--- begin ---

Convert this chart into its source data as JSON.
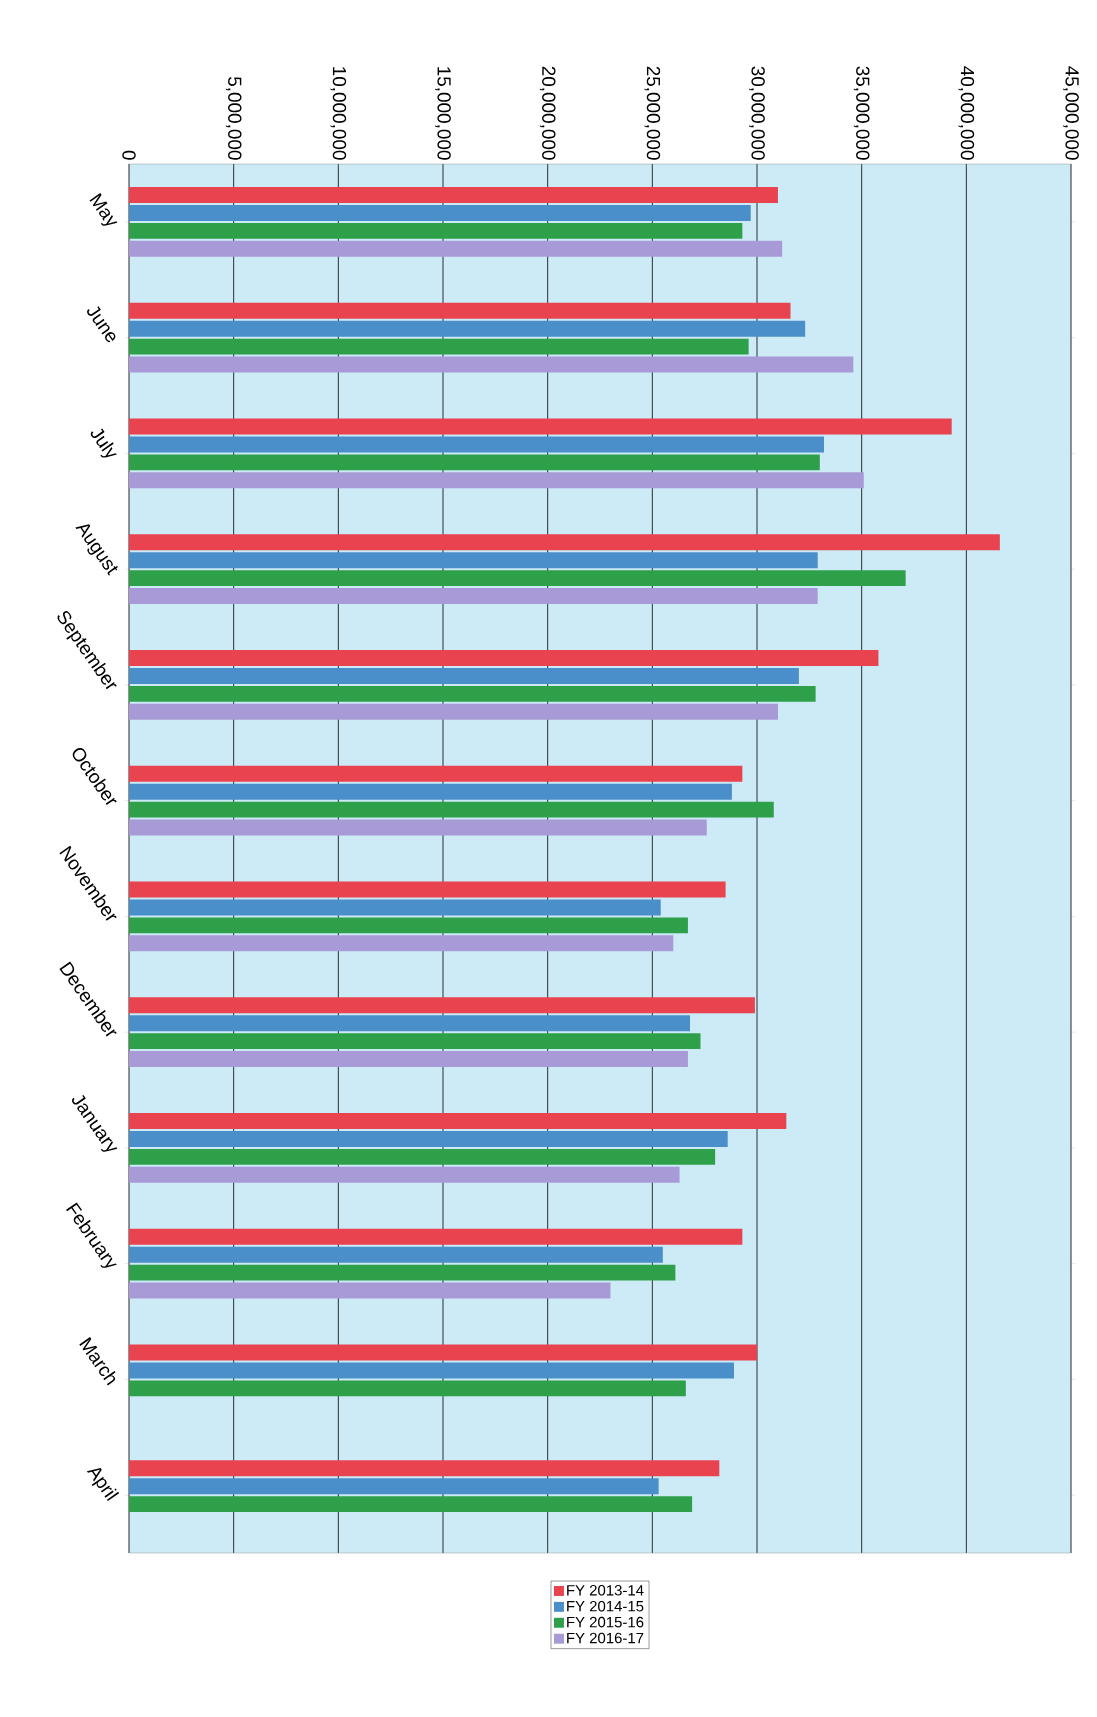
{
  "chart_data": {
    "type": "bar",
    "orientation": "horizontal",
    "categories": [
      "May",
      "June",
      "July",
      "August",
      "September",
      "October",
      "November",
      "December",
      "January",
      "February",
      "March",
      "April"
    ],
    "series": [
      {
        "name": "FY 2013-14",
        "color": "#e8434f",
        "values": [
          31000000,
          31600000,
          39300000,
          41600000,
          35800000,
          29300000,
          28500000,
          29900000,
          31400000,
          29300000,
          30000000,
          28200000
        ]
      },
      {
        "name": "FY 2014-15",
        "color": "#4a8fc9",
        "values": [
          29700000,
          32300000,
          33200000,
          32900000,
          32000000,
          28800000,
          25400000,
          26800000,
          28600000,
          25500000,
          28900000,
          25300000
        ]
      },
      {
        "name": "FY 2015-16",
        "color": "#2ea04a",
        "values": [
          29300000,
          29600000,
          33000000,
          37100000,
          32800000,
          30800000,
          26700000,
          27300000,
          28000000,
          26100000,
          26600000,
          26900000
        ]
      },
      {
        "name": "FY 2016-17",
        "color": "#a89ad6",
        "values": [
          31200000,
          34600000,
          35100000,
          32900000,
          31000000,
          27600000,
          26000000,
          26700000,
          26300000,
          23000000,
          null,
          null
        ]
      }
    ],
    "xlim": [
      0,
      45000000
    ],
    "xticks": [
      0,
      {
        "value": 5000000,
        "label": "5,000,000"
      },
      {
        "value": 10000000,
        "label": "10,000,000"
      },
      {
        "value": 15000000,
        "label": "15,000,000"
      },
      {
        "value": 20000000,
        "label": "20,000,000"
      },
      {
        "value": 25000000,
        "label": "25,000,000"
      },
      {
        "value": 30000000,
        "label": "30,000,000"
      },
      {
        "value": 35000000,
        "label": "35,000,000"
      },
      {
        "value": 40000000,
        "label": "40,000,000"
      },
      {
        "value": 45000000,
        "label": "45,000,000"
      }
    ],
    "grid": "x",
    "legend": "bottom"
  }
}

--- end ---

Omit pictures; set down the rest of the material word for word.

Convert this chart into its source data as JSON.
{
  "chart_data": {
    "type": "bar",
    "orientation": "horizontal",
    "categories": [
      "May",
      "June",
      "July",
      "August",
      "September",
      "October",
      "November",
      "December",
      "January",
      "February",
      "March",
      "April"
    ],
    "series": [
      {
        "name": "FY 2013-14",
        "color": "#e8434f",
        "values": [
          31000000,
          31600000,
          39300000,
          41600000,
          35800000,
          29300000,
          28500000,
          29900000,
          31400000,
          29300000,
          30000000,
          28200000
        ]
      },
      {
        "name": "FY 2014-15",
        "color": "#4a8fc9",
        "values": [
          29700000,
          32300000,
          33200000,
          32900000,
          32000000,
          28800000,
          25400000,
          26800000,
          28600000,
          25500000,
          28900000,
          25300000
        ]
      },
      {
        "name": "FY 2015-16",
        "color": "#2ea04a",
        "values": [
          29300000,
          29600000,
          33000000,
          37100000,
          32800000,
          30800000,
          26700000,
          27300000,
          28000000,
          26100000,
          26600000,
          26900000
        ]
      },
      {
        "name": "FY 2016-17",
        "color": "#a89ad6",
        "values": [
          31200000,
          34600000,
          35100000,
          32900000,
          31000000,
          27600000,
          26000000,
          26700000,
          26300000,
          23000000,
          null,
          null
        ]
      }
    ],
    "xlim": [
      0,
      45000000
    ],
    "xticks": [
      0,
      {
        "value": 5000000,
        "label": "5,000,000"
      },
      {
        "value": 10000000,
        "label": "10,000,000"
      },
      {
        "value": 15000000,
        "label": "15,000,000"
      },
      {
        "value": 20000000,
        "label": "20,000,000"
      },
      {
        "value": 25000000,
        "label": "25,000,000"
      },
      {
        "value": 30000000,
        "label": "30,000,000"
      },
      {
        "value": 35000000,
        "label": "35,000,000"
      },
      {
        "value": 40000000,
        "label": "40,000,000"
      },
      {
        "value": 45000000,
        "label": "45,000,000"
      }
    ],
    "grid": "x",
    "legend": "bottom"
  }
}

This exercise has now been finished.